- _WHAT NEEDS TO BE DONE_
Reproduce each line bearing the word "JSON".

- _DATA FOR THIS EXERCISE_
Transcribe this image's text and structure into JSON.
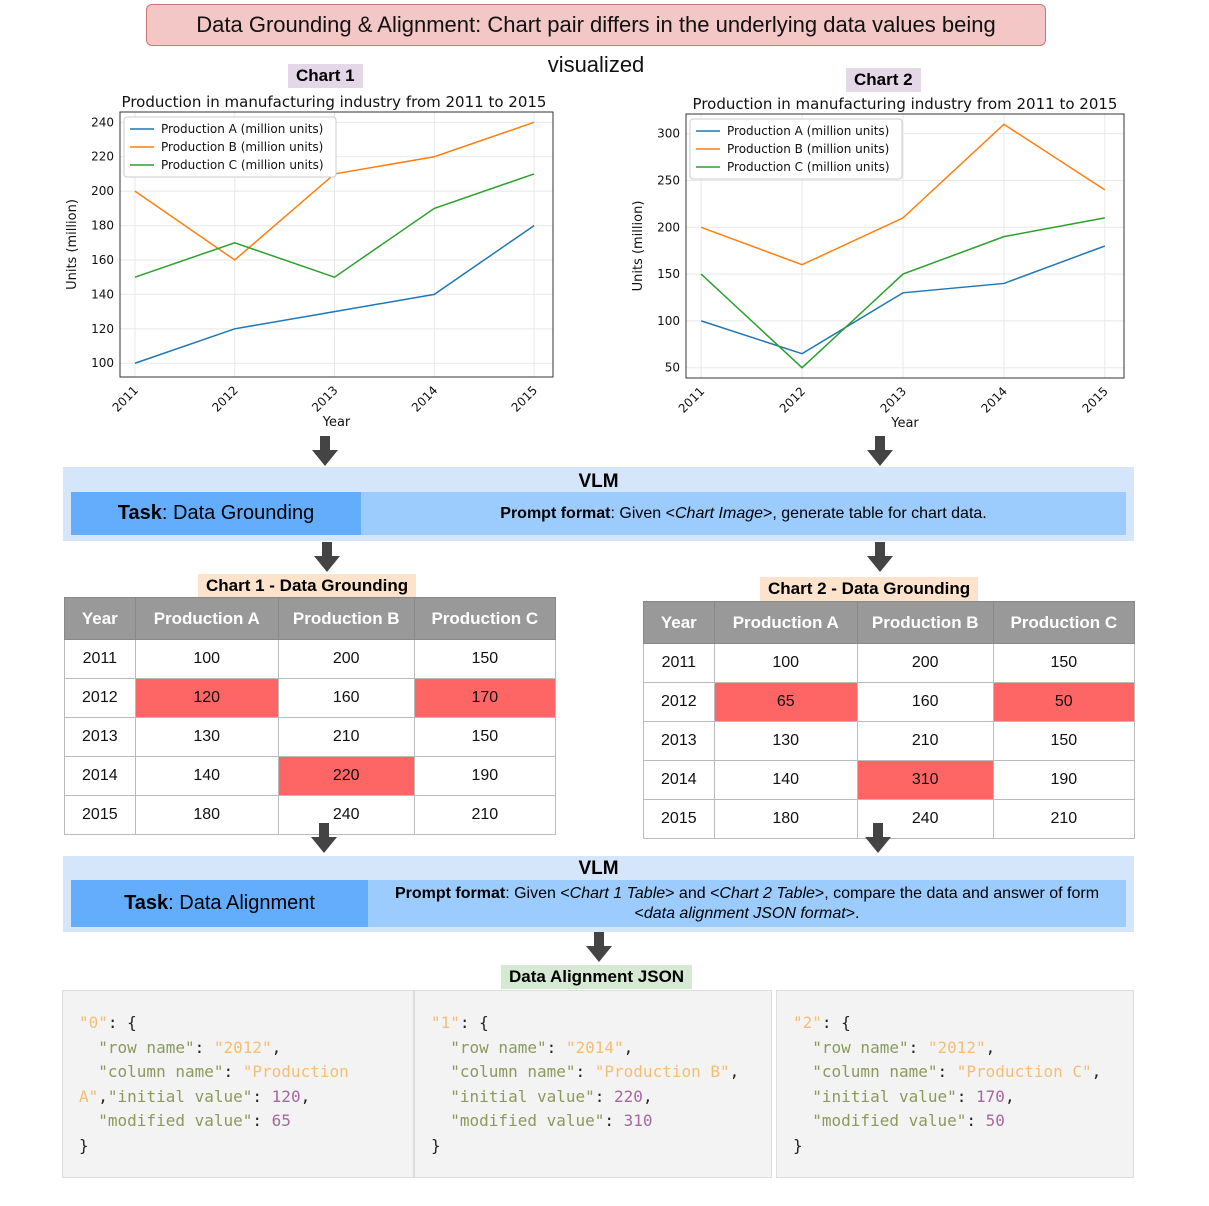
{
  "banner": "Data Grounding & Alignment: Chart pair differs in the underlying data values being visualized",
  "chart_data": [
    {
      "type": "line",
      "label": "Chart 1",
      "title": "Production in manufacturing industry from 2011 to 2015",
      "xlabel": "Year",
      "ylabel": "Units (million)",
      "x": [
        2011,
        2012,
        2013,
        2014,
        2015
      ],
      "yticks": [
        100,
        120,
        140,
        160,
        180,
        200,
        220,
        240
      ],
      "ylim": [
        92,
        246
      ],
      "grid": true,
      "legend": "top-left",
      "series": [
        {
          "name": "Production A (million units)",
          "color": "#1f77b4",
          "values": [
            100,
            120,
            130,
            140,
            180
          ]
        },
        {
          "name": "Production B (million units)",
          "color": "#ff7f0e",
          "values": [
            200,
            160,
            210,
            220,
            240
          ]
        },
        {
          "name": "Production C (million units)",
          "color": "#2ca02c",
          "values": [
            150,
            170,
            150,
            190,
            210
          ]
        }
      ]
    },
    {
      "type": "line",
      "label": "Chart 2",
      "title": "Production in manufacturing industry from 2011 to 2015",
      "xlabel": "Year",
      "ylabel": "Units (million)",
      "x": [
        2011,
        2012,
        2013,
        2014,
        2015
      ],
      "yticks": [
        50,
        100,
        150,
        200,
        250,
        300
      ],
      "ylim": [
        39,
        321
      ],
      "grid": true,
      "legend": "top-left",
      "series": [
        {
          "name": "Production A (million units)",
          "color": "#1f77b4",
          "values": [
            100,
            65,
            130,
            140,
            180
          ]
        },
        {
          "name": "Production B (million units)",
          "color": "#ff7f0e",
          "values": [
            200,
            160,
            210,
            310,
            240
          ]
        },
        {
          "name": "Production C (million units)",
          "color": "#2ca02c",
          "values": [
            150,
            50,
            150,
            190,
            210
          ]
        }
      ]
    }
  ],
  "vlm1": {
    "title": "VLM",
    "task_bold": "Task",
    "task": ": Data Grounding",
    "prompt_bold": "Prompt format",
    "prompt_pre": ": Given <",
    "prompt_em": "Chart Image",
    "prompt_post": ">, generate table for chart data."
  },
  "tables": [
    {
      "title": "Chart 1 - Data Grounding",
      "headers": [
        "Year",
        "Production A",
        "Production B",
        "Production C"
      ],
      "rows": [
        [
          "2011",
          "100",
          "200",
          "150"
        ],
        [
          "2012",
          "120",
          "160",
          "170"
        ],
        [
          "2013",
          "130",
          "210",
          "150"
        ],
        [
          "2014",
          "140",
          "220",
          "190"
        ],
        [
          "2015",
          "180",
          "240",
          "210"
        ]
      ],
      "highlighted": [
        [
          1,
          1
        ],
        [
          1,
          3
        ],
        [
          3,
          2
        ]
      ]
    },
    {
      "title": "Chart 2 - Data Grounding",
      "headers": [
        "Year",
        "Production A",
        "Production B",
        "Production C"
      ],
      "rows": [
        [
          "2011",
          "100",
          "200",
          "150"
        ],
        [
          "2012",
          "65",
          "160",
          "50"
        ],
        [
          "2013",
          "130",
          "210",
          "150"
        ],
        [
          "2014",
          "140",
          "310",
          "190"
        ],
        [
          "2015",
          "180",
          "240",
          "210"
        ]
      ],
      "highlighted": [
        [
          1,
          1
        ],
        [
          1,
          3
        ],
        [
          3,
          2
        ]
      ]
    }
  ],
  "highlight_color": "#fe6565",
  "vlm2": {
    "title": "VLM",
    "task_bold": "Task",
    "task": ": Data Alignment",
    "prompt_bold": "Prompt format",
    "p1": ": Given <",
    "e1": "Chart 1 Table",
    "p2": "> and <",
    "e2": "Chart 2 Table",
    "p3": ">, compare the data and answer of form",
    "p4": "<",
    "e3": "data alignment JSON format",
    "p5": ">."
  },
  "json_title": "Data Alignment JSON",
  "alignment": [
    {
      "key": "\"0\"",
      "row": "\"2012\"",
      "col": "\"Production",
      "col2": "A\"",
      "initial": "120",
      "modified": "65"
    },
    {
      "key": "\"1\"",
      "row": "\"2014\"",
      "col": "\"Production B\"",
      "initial": "220",
      "modified": "310"
    },
    {
      "key": "\"2\"",
      "row": "\"2012\"",
      "col": "\"Production C\"",
      "initial": "170",
      "modified": "50"
    }
  ]
}
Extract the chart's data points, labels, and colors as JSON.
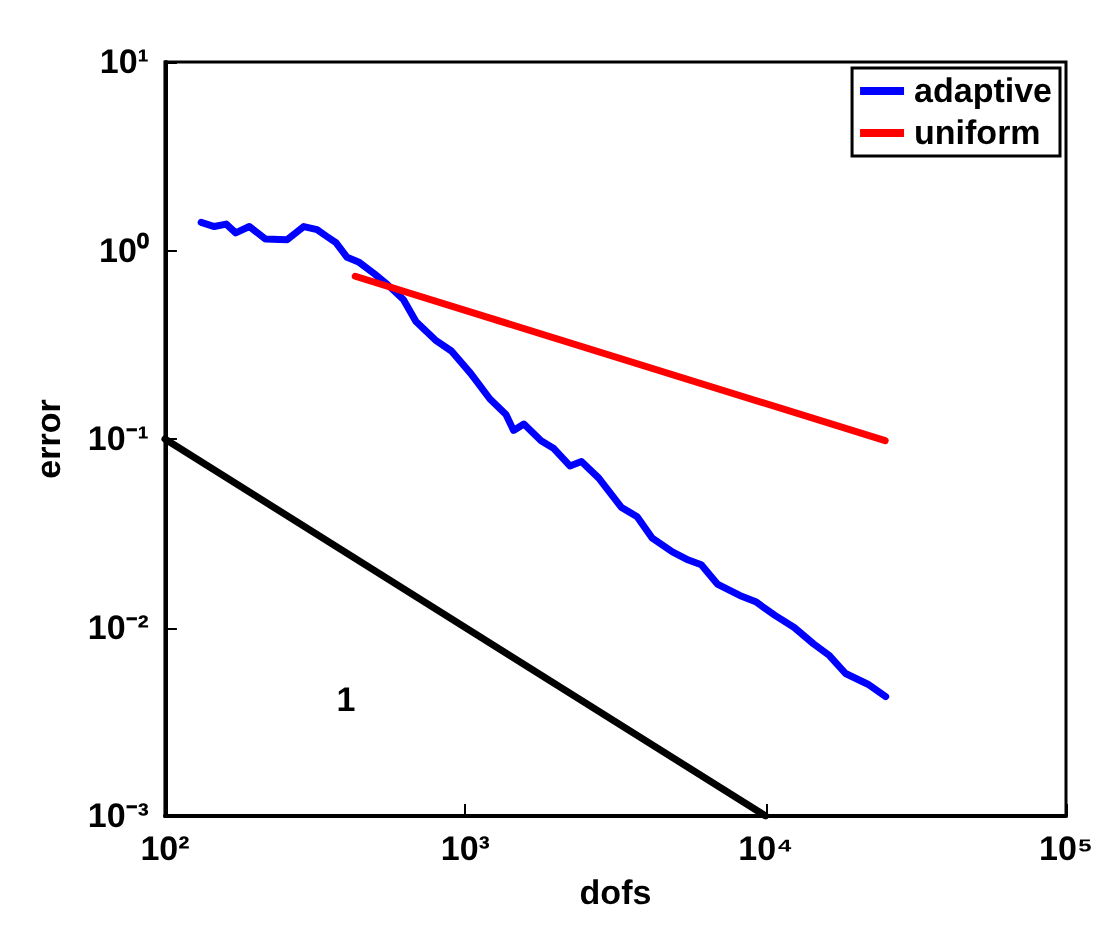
{
  "chart_data": {
    "type": "line",
    "xlabel": "dofs",
    "ylabel": "error",
    "log": "xy",
    "xlim": [
      100,
      100000
    ],
    "ylim": [
      0.001,
      10
    ],
    "xticks": [
      {
        "value": 100,
        "label": "10²"
      },
      {
        "value": 1000,
        "label": "10³"
      },
      {
        "value": 10000,
        "label": "10⁴"
      },
      {
        "value": 100000,
        "label": "10⁵"
      }
    ],
    "yticks": [
      {
        "value": 0.001,
        "label": "10⁻³"
      },
      {
        "value": 0.01,
        "label": "10⁻²"
      },
      {
        "value": 0.1,
        "label": "10⁻¹"
      },
      {
        "value": 1,
        "label": "10⁰"
      },
      {
        "value": 10,
        "label": "10¹"
      }
    ],
    "grid": false,
    "legend": "top right",
    "marker": "none",
    "line_style": "solid",
    "annotations": [
      "1"
    ],
    "series": [
      {
        "name": "adaptive",
        "color": "#0000ff",
        "x": [
          132,
          146,
          160,
          172,
          191,
          216,
          255,
          290,
          321,
          345,
          371,
          404,
          441,
          499,
          550,
          622,
          685,
          795,
          899,
          1042,
          1208,
          1366,
          1448,
          1567,
          1788,
          1972,
          2230,
          2436,
          2782,
          3304,
          3734,
          4182,
          4893,
          5531,
          6105,
          6907,
          8199,
          9268,
          10740,
          12450,
          14420,
          16300,
          18450,
          21900,
          25100
        ],
        "values": [
          1.41,
          1.34,
          1.38,
          1.24,
          1.34,
          1.15,
          1.14,
          1.34,
          1.29,
          1.19,
          1.1,
          0.92,
          0.87,
          0.75,
          0.66,
          0.55,
          0.42,
          0.335,
          0.293,
          0.223,
          0.163,
          0.135,
          0.111,
          0.12,
          0.098,
          0.089,
          0.072,
          0.076,
          0.062,
          0.0435,
          0.0387,
          0.0299,
          0.0252,
          0.0228,
          0.0215,
          0.017,
          0.0148,
          0.0137,
          0.0116,
          0.01,
          0.0082,
          0.0071,
          0.0057,
          0.005,
          0.0043
        ]
      },
      {
        "name": "uniform",
        "color": "#ff0000",
        "x": [
          430,
          25000
        ],
        "values": [
          0.73,
          0.098
        ]
      },
      {
        "color": "#000000",
        "x": [
          100,
          10000
        ],
        "values": [
          0.1,
          0.001
        ]
      }
    ]
  }
}
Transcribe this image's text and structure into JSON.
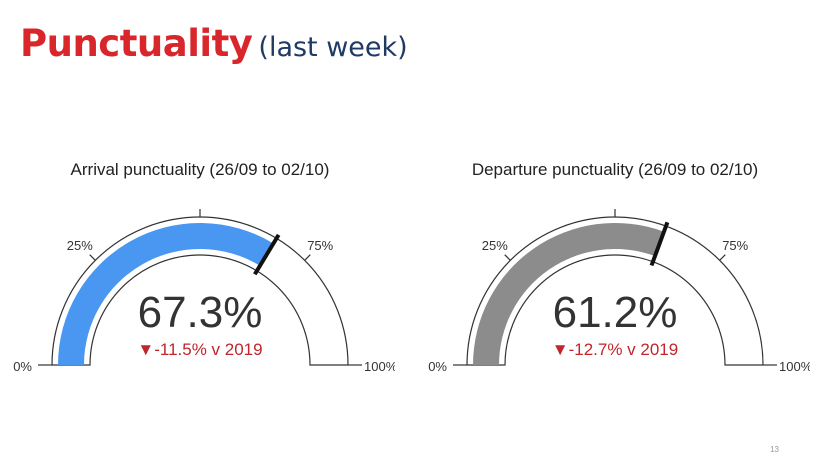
{
  "slide": {
    "title_main": "Punctuality",
    "title_sub": "(last week)",
    "page_number": "13"
  },
  "colors": {
    "title_accent": "#d9262b",
    "subtitle": "#1f3a64",
    "arrival_fill": "#4a97f2",
    "departure_fill": "#8c8c8c",
    "delta_negative": "#c0262b",
    "needle": "#111111"
  },
  "chart_data": [
    {
      "type": "gauge",
      "title": "Arrival punctuality (26/09 to 02/10)",
      "value": 67.3,
      "value_label": "67.3%",
      "delta": -11.5,
      "delta_label": "▼-11.5% v 2019",
      "range": [
        0,
        100
      ],
      "tick_labels": [
        "0%",
        "25%",
        "75%",
        "100%"
      ],
      "ticks": [
        0,
        25,
        50,
        75,
        100
      ],
      "fill_color": "#4a97f2"
    },
    {
      "type": "gauge",
      "title": "Departure punctuality (26/09 to 02/10)",
      "value": 61.2,
      "value_label": "61.2%",
      "delta": -12.7,
      "delta_label": "▼-12.7% v 2019",
      "range": [
        0,
        100
      ],
      "tick_labels": [
        "0%",
        "25%",
        "75%",
        "100%"
      ],
      "ticks": [
        0,
        25,
        50,
        75,
        100
      ],
      "fill_color": "#8c8c8c"
    }
  ]
}
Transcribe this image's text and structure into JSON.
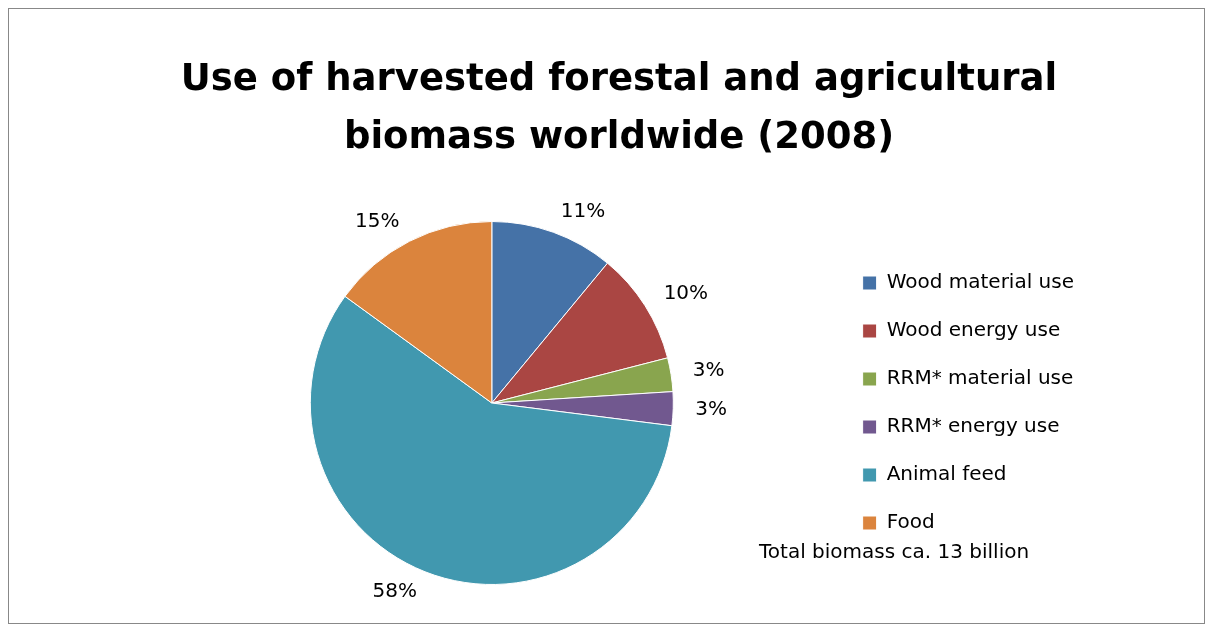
{
  "chart_data": {
    "type": "pie",
    "title": "Use of harvested forestal and agricultural biomass worldwide (2008)",
    "categories": [
      "Wood material use",
      "Wood energy use",
      "RRM* material use",
      "RRM* energy use",
      "Animal feed",
      "Food"
    ],
    "values": [
      11,
      10,
      3,
      3,
      58,
      15
    ],
    "colors": [
      "#4572a7",
      "#aa4643",
      "#89a54e",
      "#71588f",
      "#4198af",
      "#db843d"
    ],
    "value_labels": [
      "11%",
      "10%",
      "3%",
      "3%",
      "58%",
      "15%"
    ],
    "legend": "right",
    "annotations": [
      "Total biomass ca. 13 billion"
    ]
  }
}
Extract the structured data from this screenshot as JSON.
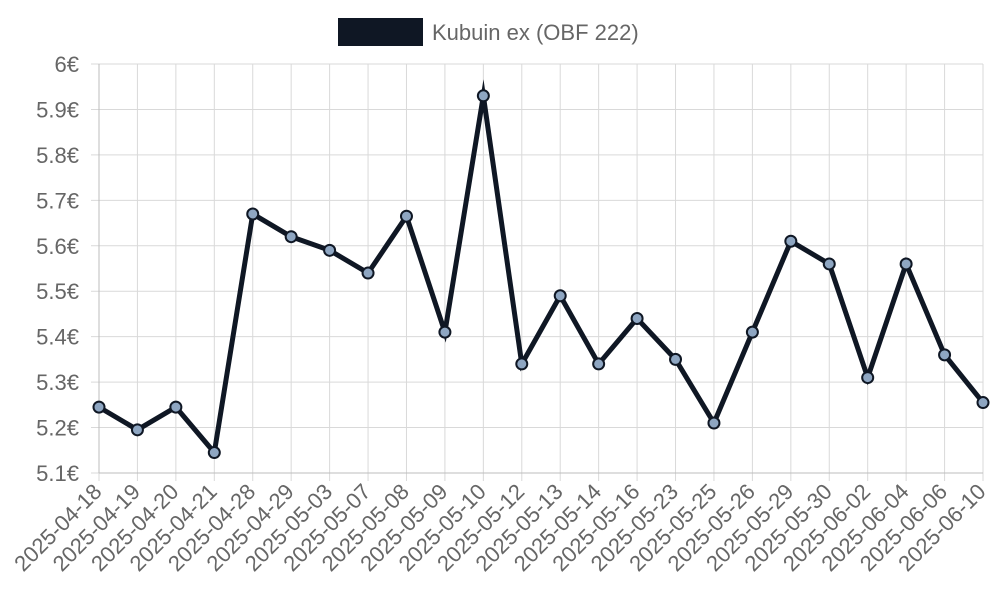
{
  "chart_data": {
    "type": "line",
    "title": "",
    "xlabel": "",
    "ylabel": "",
    "y_unit_suffix": "€",
    "ylim": [
      5.1,
      6.0
    ],
    "yticks": [
      5.1,
      5.2,
      5.3,
      5.4,
      5.5,
      5.6,
      5.7,
      5.8,
      5.9,
      6.0
    ],
    "grid": true,
    "legend_position": "top",
    "categories": [
      "2025-04-18",
      "2025-04-19",
      "2025-04-20",
      "2025-04-21",
      "2025-04-28",
      "2025-04-29",
      "2025-05-03",
      "2025-05-07",
      "2025-05-08",
      "2025-05-09",
      "2025-05-10",
      "2025-05-12",
      "2025-05-13",
      "2025-05-14",
      "2025-05-16",
      "2025-05-23",
      "2025-05-25",
      "2025-05-26",
      "2025-05-29",
      "2025-05-30",
      "2025-06-02",
      "2025-06-04",
      "2025-06-06",
      "2025-06-10"
    ],
    "series": [
      {
        "name": "Kubuin ex (OBF 222)",
        "color": "#0f1724",
        "marker_color": "#8ea6c2",
        "values": [
          5.245,
          5.195,
          5.245,
          5.145,
          5.67,
          5.62,
          5.59,
          5.54,
          5.665,
          5.41,
          5.93,
          5.34,
          5.49,
          5.34,
          5.44,
          5.35,
          5.21,
          5.41,
          5.61,
          5.56,
          5.31,
          5.56,
          5.36,
          5.255
        ]
      }
    ]
  }
}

- _RESPONSE TO THIS TASK_
Transcribe this image's text and structure into JSON.
    "e3": "data alignment JSON format",
  "json_title": "Data Alignment JSON",
Extract the chart's data points, labels, and colors as JSON.
Transcribe this image's text and structure into JSON.
Transcribe this image's text and structure into JSON.
Extract the structured data from this screenshot as JSON.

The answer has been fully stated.